> **EXERCISE TASK**
Copy every entry exactly as given, minus the images.

Data excerpts:
"""

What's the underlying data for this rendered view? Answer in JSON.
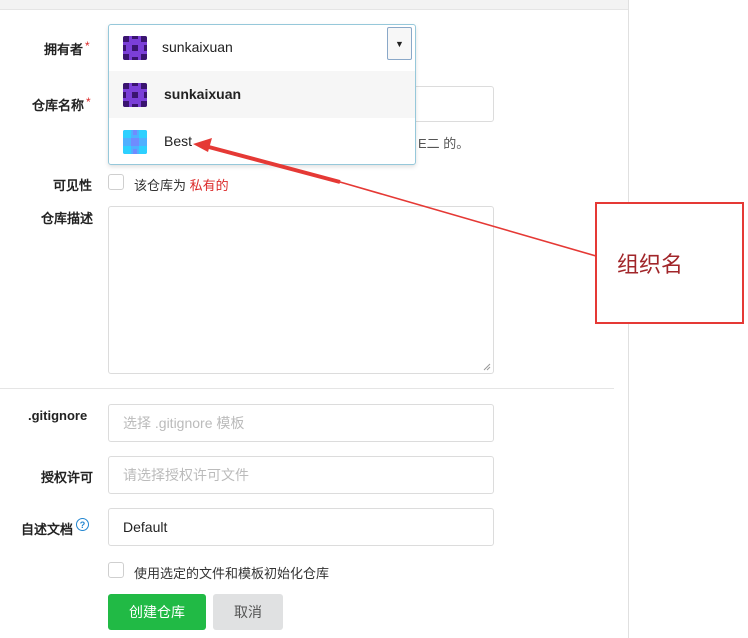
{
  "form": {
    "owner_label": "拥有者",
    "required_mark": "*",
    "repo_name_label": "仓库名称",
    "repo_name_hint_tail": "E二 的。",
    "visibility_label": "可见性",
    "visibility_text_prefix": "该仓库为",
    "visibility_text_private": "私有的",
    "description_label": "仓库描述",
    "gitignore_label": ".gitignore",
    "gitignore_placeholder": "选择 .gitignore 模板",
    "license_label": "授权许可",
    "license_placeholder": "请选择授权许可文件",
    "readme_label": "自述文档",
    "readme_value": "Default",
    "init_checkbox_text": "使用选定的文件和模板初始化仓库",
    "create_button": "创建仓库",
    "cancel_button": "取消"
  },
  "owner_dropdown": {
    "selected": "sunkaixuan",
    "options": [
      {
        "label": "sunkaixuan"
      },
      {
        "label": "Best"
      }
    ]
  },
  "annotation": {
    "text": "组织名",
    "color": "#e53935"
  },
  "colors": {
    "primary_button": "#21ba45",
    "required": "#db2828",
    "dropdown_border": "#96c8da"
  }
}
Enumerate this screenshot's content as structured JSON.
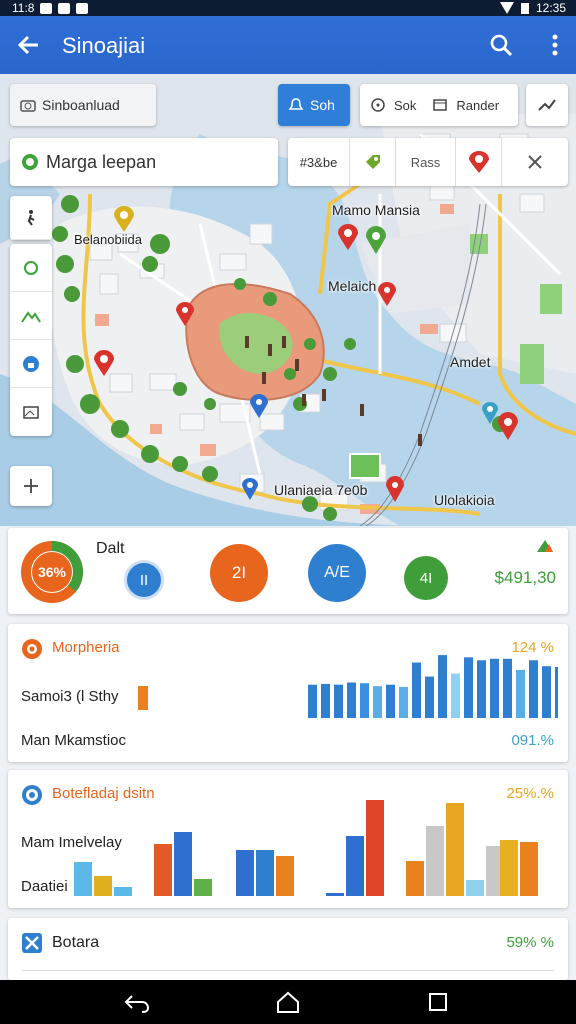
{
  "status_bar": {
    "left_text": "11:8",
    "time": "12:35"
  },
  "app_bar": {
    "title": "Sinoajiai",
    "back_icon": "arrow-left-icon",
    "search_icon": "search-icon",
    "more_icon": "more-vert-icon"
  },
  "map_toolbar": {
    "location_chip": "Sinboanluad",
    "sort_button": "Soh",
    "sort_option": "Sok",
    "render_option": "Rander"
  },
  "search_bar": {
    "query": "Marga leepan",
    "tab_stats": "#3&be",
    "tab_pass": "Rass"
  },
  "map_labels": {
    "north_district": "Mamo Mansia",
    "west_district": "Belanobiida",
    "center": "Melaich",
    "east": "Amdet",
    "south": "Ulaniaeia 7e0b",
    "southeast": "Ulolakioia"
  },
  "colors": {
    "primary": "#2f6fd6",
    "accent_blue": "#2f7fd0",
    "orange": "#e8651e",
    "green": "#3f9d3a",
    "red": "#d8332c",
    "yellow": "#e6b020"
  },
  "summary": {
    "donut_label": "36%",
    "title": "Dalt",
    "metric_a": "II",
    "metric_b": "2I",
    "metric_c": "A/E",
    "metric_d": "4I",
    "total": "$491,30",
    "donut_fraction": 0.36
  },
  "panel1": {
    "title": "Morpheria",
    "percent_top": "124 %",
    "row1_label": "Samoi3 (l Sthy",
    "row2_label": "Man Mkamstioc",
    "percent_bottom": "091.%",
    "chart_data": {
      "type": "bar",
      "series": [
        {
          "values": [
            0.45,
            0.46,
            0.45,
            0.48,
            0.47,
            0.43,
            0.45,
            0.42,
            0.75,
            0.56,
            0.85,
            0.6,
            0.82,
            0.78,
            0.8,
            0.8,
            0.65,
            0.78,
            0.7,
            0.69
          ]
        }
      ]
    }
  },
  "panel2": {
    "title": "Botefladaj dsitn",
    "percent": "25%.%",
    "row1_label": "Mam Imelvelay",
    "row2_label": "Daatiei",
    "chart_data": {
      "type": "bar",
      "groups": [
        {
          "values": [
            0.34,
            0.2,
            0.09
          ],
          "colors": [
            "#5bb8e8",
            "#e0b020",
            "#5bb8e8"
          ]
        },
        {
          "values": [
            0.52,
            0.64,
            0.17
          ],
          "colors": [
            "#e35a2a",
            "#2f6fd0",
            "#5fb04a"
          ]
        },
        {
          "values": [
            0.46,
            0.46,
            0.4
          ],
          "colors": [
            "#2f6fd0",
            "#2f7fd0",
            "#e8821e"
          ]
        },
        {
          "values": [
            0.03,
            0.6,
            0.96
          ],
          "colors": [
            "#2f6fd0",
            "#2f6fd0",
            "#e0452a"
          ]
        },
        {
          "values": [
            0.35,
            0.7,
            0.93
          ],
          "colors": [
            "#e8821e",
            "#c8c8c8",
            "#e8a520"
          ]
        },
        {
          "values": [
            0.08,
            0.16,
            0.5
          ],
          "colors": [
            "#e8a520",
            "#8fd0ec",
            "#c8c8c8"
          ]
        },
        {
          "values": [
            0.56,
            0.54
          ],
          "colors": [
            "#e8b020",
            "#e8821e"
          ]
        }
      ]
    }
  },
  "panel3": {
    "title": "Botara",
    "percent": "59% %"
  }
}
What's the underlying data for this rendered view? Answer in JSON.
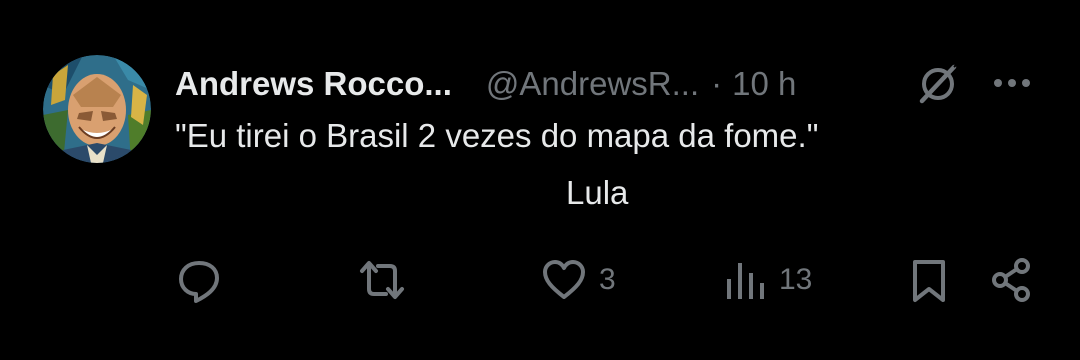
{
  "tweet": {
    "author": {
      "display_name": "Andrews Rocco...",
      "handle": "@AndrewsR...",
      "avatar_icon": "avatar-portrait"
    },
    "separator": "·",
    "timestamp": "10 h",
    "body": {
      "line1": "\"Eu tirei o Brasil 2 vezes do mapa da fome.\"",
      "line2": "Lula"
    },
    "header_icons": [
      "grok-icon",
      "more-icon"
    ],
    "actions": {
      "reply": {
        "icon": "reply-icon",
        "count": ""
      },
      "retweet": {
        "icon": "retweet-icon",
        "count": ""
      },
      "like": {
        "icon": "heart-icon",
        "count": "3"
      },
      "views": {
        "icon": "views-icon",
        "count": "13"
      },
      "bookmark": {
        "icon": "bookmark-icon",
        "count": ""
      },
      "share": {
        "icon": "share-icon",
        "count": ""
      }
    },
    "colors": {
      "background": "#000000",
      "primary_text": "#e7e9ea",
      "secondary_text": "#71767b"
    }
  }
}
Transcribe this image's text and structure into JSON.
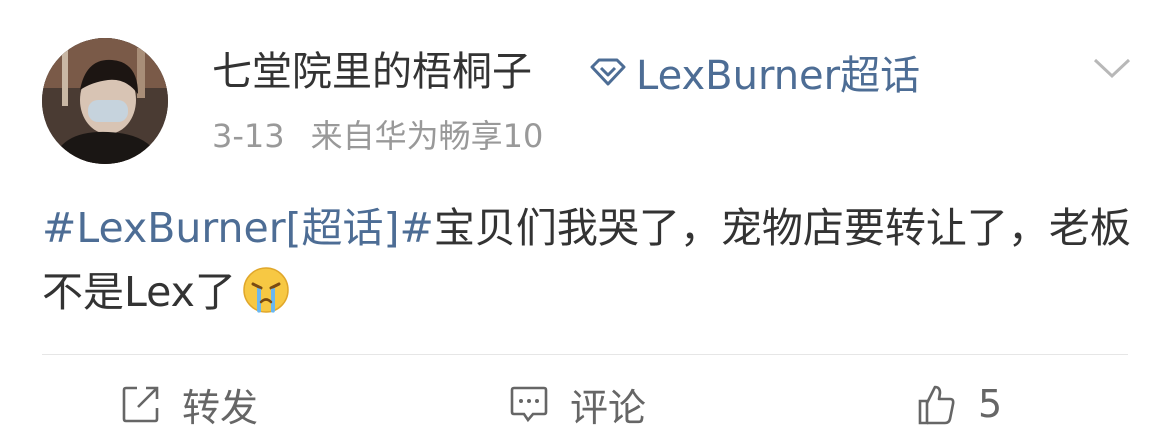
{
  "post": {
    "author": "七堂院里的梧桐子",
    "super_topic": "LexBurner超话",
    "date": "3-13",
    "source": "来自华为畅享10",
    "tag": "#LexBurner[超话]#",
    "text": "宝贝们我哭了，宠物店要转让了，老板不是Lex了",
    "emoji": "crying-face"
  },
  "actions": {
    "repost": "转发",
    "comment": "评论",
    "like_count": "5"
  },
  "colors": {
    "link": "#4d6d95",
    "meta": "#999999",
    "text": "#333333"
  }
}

"""

> **FINISHED EXERCISE**
What's the underlying data for this rendered view? Answer in JSON.
{
  "form": {
    "owner_label": "拥有者",
    "required_mark": "*",
    "repo_name_label": "仓库名称",
    "repo_name_hint_tail": "E二 的。",
    "visibility_label": "可见性",
    "visibility_text_prefix": "该仓库为",
    "visibility_text_private": "私有的",
    "description_label": "仓库描述",
    "gitignore_label": ".gitignore",
    "gitignore_placeholder": "选择 .gitignore 模板",
    "license_label": "授权许可",
    "license_placeholder": "请选择授权许可文件",
    "readme_label": "自述文档",
    "readme_value": "Default",
    "init_checkbox_text": "使用选定的文件和模板初始化仓库",
    "create_button": "创建仓库",
    "cancel_button": "取消"
  },
  "owner_dropdown": {
    "selected": "sunkaixuan",
    "options": [
      {
        "label": "sunkaixuan"
      },
      {
        "label": "Best"
      }
    ]
  },
  "annotation": {
    "text": "组织名",
    "color": "#e53935"
  },
  "colors": {
    "primary_button": "#21ba45",
    "required": "#db2828",
    "dropdown_border": "#96c8da"
  }
}
Enumerate this screenshot's content as structured JSON.
{
  "status_bar": {
    "left_text": "11:8",
    "time": "12:35"
  },
  "app_bar": {
    "title": "Sinoajiai",
    "back_icon": "arrow-left-icon",
    "search_icon": "search-icon",
    "more_icon": "more-vert-icon"
  },
  "map_toolbar": {
    "location_chip": "Sinboanluad",
    "sort_button": "Soh",
    "sort_option": "Sok",
    "render_option": "Rander"
  },
  "search_bar": {
    "query": "Marga leepan",
    "tab_stats": "#3&be",
    "tab_pass": "Rass"
  },
  "map_labels": {
    "north_district": "Mamo Mansia",
    "west_district": "Belanobiida",
    "center": "Melaich",
    "east": "Amdet",
    "south": "Ulaniaeia 7e0b",
    "southeast": "Ulolakioia"
  },
  "colors": {
    "primary": "#2f6fd6",
    "accent_blue": "#2f7fd0",
    "orange": "#e8651e",
    "green": "#3f9d3a",
    "red": "#d8332c",
    "yellow": "#e6b020"
  },
  "summary": {
    "donut_label": "36%",
    "title": "Dalt",
    "metric_a": "II",
    "metric_b": "2I",
    "metric_c": "A/E",
    "metric_d": "4I",
    "total": "$491,30",
    "donut_fraction": 0.36
  },
  "panel1": {
    "title": "Morpheria",
    "percent_top": "124 %",
    "row1_label": "Samoi3 (l Sthy",
    "row2_label": "Man Mkamstioc",
    "percent_bottom": "091.%",
    "chart_data": {
      "type": "bar",
      "series": [
        {
          "values": [
            0.45,
            0.46,
            0.45,
            0.48,
            0.47,
            0.43,
            0.45,
            0.42,
            0.75,
            0.56,
            0.85,
            0.6,
            0.82,
            0.78,
            0.8,
            0.8,
            0.65,
            0.78,
            0.7,
            0.69
          ]
        }
      ]
    }
  },
  "panel2": {
    "title": "Botefladaj dsitn",
    "percent": "25%.%",
    "row1_label": "Mam Imelvelay",
    "row2_label": "Daatiei",
    "chart_data": {
      "type": "bar",
      "groups": [
        {
          "values": [
            0.34,
            0.2,
            0.09
          ],
          "colors": [
            "#5bb8e8",
            "#e0b020",
            "#5bb8e8"
          ]
        },
        {
          "values": [
            0.52,
            0.64,
            0.17
          ],
          "colors": [
            "#e35a2a",
            "#2f6fd0",
            "#5fb04a"
          ]
        },
        {
          "values": [
            0.46,
            0.46,
            0.4
          ],
          "colors": [
            "#2f6fd0",
            "#2f7fd0",
            "#e8821e"
          ]
        },
        {
          "values": [
            0.03,
            0.6,
            0.96
          ],
          "colors": [
            "#2f6fd0",
            "#2f6fd0",
            "#e0452a"
          ]
        },
        {
          "values": [
            0.35,
            0.7,
            0.93
          ],
          "colors": [
            "#e8821e",
            "#c8c8c8",
            "#e8a520"
          ]
        },
        {
          "values": [
            0.08,
            0.16,
            0.5
          ],
          "colors": [
            "#e8a520",
            "#8fd0ec",
            "#c8c8c8"
          ]
        },
        {
          "values": [
            0.56,
            0.54
          ],
          "colors": [
            "#e8b020",
            "#e8821e"
          ]
        }
      ]
    }
  },
  "panel3": {
    "title": "Botara",
    "percent": "59% %"
  }
}
What's the underlying data for this rendered view? Answer in JSON.
{
  "tweet": {
    "author": {
      "display_name": "Andrews Rocco...",
      "handle": "@AndrewsR...",
      "avatar_icon": "avatar-portrait"
    },
    "separator": "·",
    "timestamp": "10 h",
    "body": {
      "line1": "\"Eu tirei o Brasil 2 vezes do mapa da fome.\"",
      "line2": "Lula"
    },
    "header_icons": [
      "grok-icon",
      "more-icon"
    ],
    "actions": {
      "reply": {
        "icon": "reply-icon",
        "count": ""
      },
      "retweet": {
        "icon": "retweet-icon",
        "count": ""
      },
      "like": {
        "icon": "heart-icon",
        "count": "3"
      },
      "views": {
        "icon": "views-icon",
        "count": "13"
      },
      "bookmark": {
        "icon": "bookmark-icon",
        "count": ""
      },
      "share": {
        "icon": "share-icon",
        "count": ""
      }
    },
    "colors": {
      "background": "#000000",
      "primary_text": "#e7e9ea",
      "secondary_text": "#71767b"
    }
  }
}
Transcribe this image's text and structure into JSON.
{
  "post": {
    "author": "七堂院里的梧桐子",
    "super_topic": "LexBurner超话",
    "date": "3-13",
    "source": "来自华为畅享10",
    "tag": "#LexBurner[超话]#",
    "text": "宝贝们我哭了，宠物店要转让了，老板不是Lex了",
    "emoji": "crying-face"
  },
  "actions": {
    "repost": "转发",
    "comment": "评论",
    "like_count": "5"
  },
  "colors": {
    "link": "#4d6d95",
    "meta": "#999999",
    "text": "#333333"
  }
}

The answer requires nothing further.